**Work to be completed:** Exactly reproduce each line of the listing that follows.

**Data extract:**
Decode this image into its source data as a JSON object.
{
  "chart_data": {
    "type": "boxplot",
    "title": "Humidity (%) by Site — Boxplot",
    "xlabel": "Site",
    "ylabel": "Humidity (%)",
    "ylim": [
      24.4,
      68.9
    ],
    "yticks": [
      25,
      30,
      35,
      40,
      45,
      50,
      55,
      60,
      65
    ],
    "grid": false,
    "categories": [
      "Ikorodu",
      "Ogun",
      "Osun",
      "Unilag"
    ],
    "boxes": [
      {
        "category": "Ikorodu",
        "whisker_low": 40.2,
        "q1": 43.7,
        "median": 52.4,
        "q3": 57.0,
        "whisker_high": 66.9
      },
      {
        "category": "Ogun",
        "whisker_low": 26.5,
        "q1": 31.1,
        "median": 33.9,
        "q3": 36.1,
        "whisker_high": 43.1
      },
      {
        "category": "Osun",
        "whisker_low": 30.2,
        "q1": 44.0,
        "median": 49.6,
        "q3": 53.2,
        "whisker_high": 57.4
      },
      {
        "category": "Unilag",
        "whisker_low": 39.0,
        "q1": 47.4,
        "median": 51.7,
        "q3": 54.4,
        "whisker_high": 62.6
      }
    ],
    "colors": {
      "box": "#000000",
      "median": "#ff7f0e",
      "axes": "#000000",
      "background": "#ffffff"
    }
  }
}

**Full response:**
Decode this image into its source data as a JSON object.
{
  "chart_data": {
    "type": "boxplot",
    "title": "Humidity (%) by Site — Boxplot",
    "xlabel": "Site",
    "ylabel": "Humidity (%)",
    "ylim": [
      24.4,
      68.9
    ],
    "yticks": [
      25,
      30,
      35,
      40,
      45,
      50,
      55,
      60,
      65
    ],
    "grid": false,
    "categories": [
      "Ikorodu",
      "Ogun",
      "Osun",
      "Unilag"
    ],
    "boxes": [
      {
        "category": "Ikorodu",
        "whisker_low": 40.2,
        "q1": 43.7,
        "median": 52.4,
        "q3": 57.0,
        "whisker_high": 66.9
      },
      {
        "category": "Ogun",
        "whisker_low": 26.5,
        "q1": 31.1,
        "median": 33.9,
        "q3": 36.1,
        "whisker_high": 43.1
      },
      {
        "category": "Osun",
        "whisker_low": 30.2,
        "q1": 44.0,
        "median": 49.6,
        "q3": 53.2,
        "whisker_high": 57.4
      },
      {
        "category": "Unilag",
        "whisker_low": 39.0,
        "q1": 47.4,
        "median": 51.7,
        "q3": 54.4,
        "whisker_high": 62.6
      }
    ],
    "colors": {
      "box": "#000000",
      "median": "#ff7f0e",
      "axes": "#000000",
      "background": "#ffffff"
    }
  }
}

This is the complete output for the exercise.